- JOB
Write out the entire listing below exactly as it appears, minus any pictures.

- Records from a data source
— START —

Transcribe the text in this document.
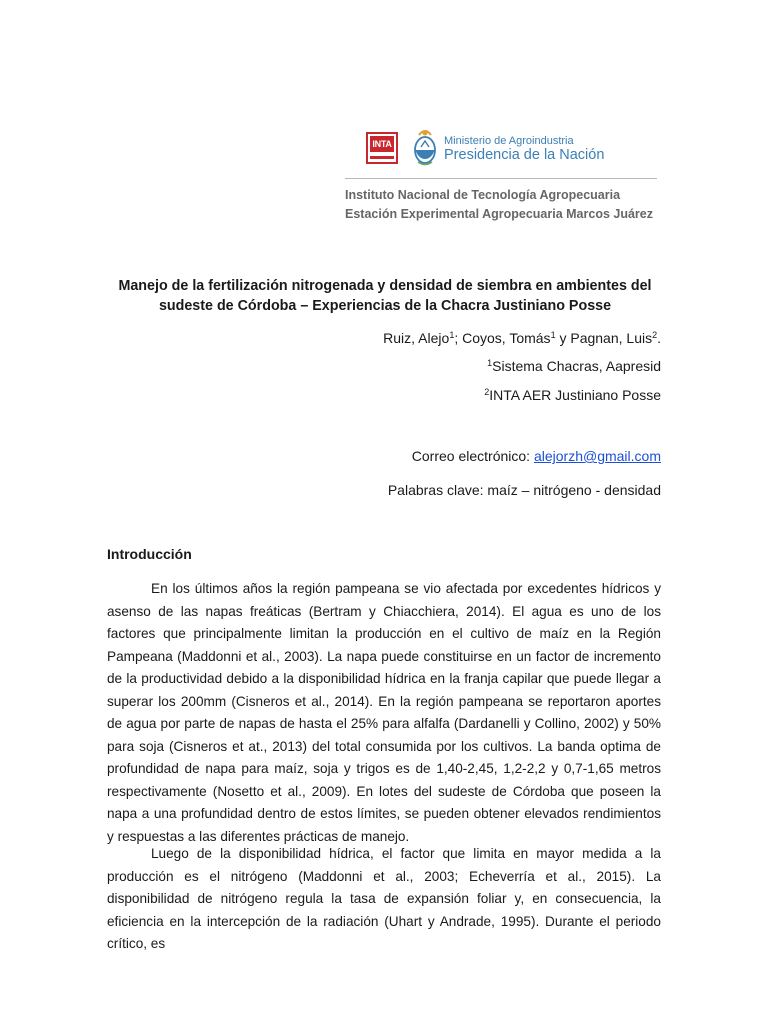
INTA	Ministerio de Agroindustria
Presidencia de la Nación
Instituto Nacional de Tecnología Agropecuaria
Estación Experimental Agropecuaria Marcos Juárez
Manejo de la fertilización nitrogenada y densidad de siembra en ambientes del sudeste de Córdoba – Experiencias de la Chacra Justiniano Posse
Ruiz, Alejo$^1$; Coyos, Tomás$^1$ y Pagnan, Luis$^2$.
$^1$Sistema Chacras, Aapresid
$^2$INTA AER Justiniano Posse
Correo electrónico: alejorzh@gmail.com
Palabras clave: maíz – nitrógeno - densidad
Introducción

En los últimos años la región pampeana se vio afectada por excedentes hídricos y asenso de las napas freáticas (Bertram y Chiacchiera, 2014). El agua es uno de los factores que principalmente limitan la producción en el cultivo de maíz en la Región Pampeana (Maddonni et al., 2003). La napa puede constituirse en un factor de incremento de la productividad debido a la disponibilidad hídrica en la franja capilar que puede llegar a superar los 200mm (Cisneros et al., 2014). En la región pampeana se reportaron aportes de agua por parte de napas de hasta el 25% para alfalfa (Dardanelli y Collino, 2002) y 50% para soja (Cisneros et at., 2013) del total consumida por los cultivos. La banda optima de profundidad de napa para maíz, soja y trigos es de 1,40-2,45, 1,2-2,2 y 0,7-1,65 metros respectivamente (Nosetto et al., 2009). En lotes del sudeste de Córdoba que poseen la napa a una profundidad dentro de estos límites, se pueden obtener elevados rendimientos y respuestas a las diferentes prácticas de manejo.

Luego de la disponibilidad hídrica, el factor que limita en mayor medida a la producción es el nitrógeno (Maddonni et al., 2003; Echeverría et al., 2015). La disponibilidad de nitrógeno regula la tasa de expansión foliar y, en consecuencia, la eficiencia en la intercepción de la radiación (Uhart y Andrade, 1995). Durante el periodo crítico, es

— END —

- TASK RESPONSE
Transcribe the text in this document.
INTA	Ministerio de Agroindustria
Presidencia de la Nación
Instituto Nacional de Tecnología Agropecuaria
Estación Experimental Agropecuaria Marcos Juárez
Manejo de la fertilización nitrogenada y densidad de siembra en ambientes del sudeste de Córdoba – Experiencias de la Chacra Justiniano Posse
Ruiz, Alejo$^1$; Coyos, Tomás$^1$ y Pagnan, Luis$^2$.
$^1$Sistema Chacras, Aapresid
$^2$INTA AER Justiniano Posse
Correo electrónico: alejorzh@gmail.com
Palabras clave: maíz – nitrógeno - densidad
Introducción

En los últimos años la región pampeana se vio afectada por excedentes hídricos y asenso de las napas freáticas (Bertram y Chiacchiera, 2014). El agua es uno de los factores que principalmente limitan la producción en el cultivo de maíz en la Región Pampeana (Maddonni et al., 2003). La napa puede constituirse en un factor de incremento de la productividad debido a la disponibilidad hídrica en la franja capilar que puede llegar a superar los 200mm (Cisneros et al., 2014). En la región pampeana se reportaron aportes de agua por parte de napas de hasta el 25% para alfalfa (Dardanelli y Collino, 2002) y 50% para soja (Cisneros et at., 2013) del total consumida por los cultivos. La banda optima de profundidad de napa para maíz, soja y trigos es de 1,40-2,45, 1,2-2,2 y 0,7-1,65 metros respectivamente (Nosetto et al., 2009). En lotes del sudeste de Córdoba que poseen la napa a una profundidad dentro de estos límites, se pueden obtener elevados rendimientos y respuestas a las diferentes prácticas de manejo.

Luego de la disponibilidad hídrica, el factor que limita en mayor medida a la producción es el nitrógeno (Maddonni et al., 2003; Echeverría et al., 2015). La disponibilidad de nitrógeno regula la tasa de expansión foliar y, en consecuencia, la eficiencia en la intercepción de la radiación (Uhart y Andrade, 1995). Durante el periodo crítico, es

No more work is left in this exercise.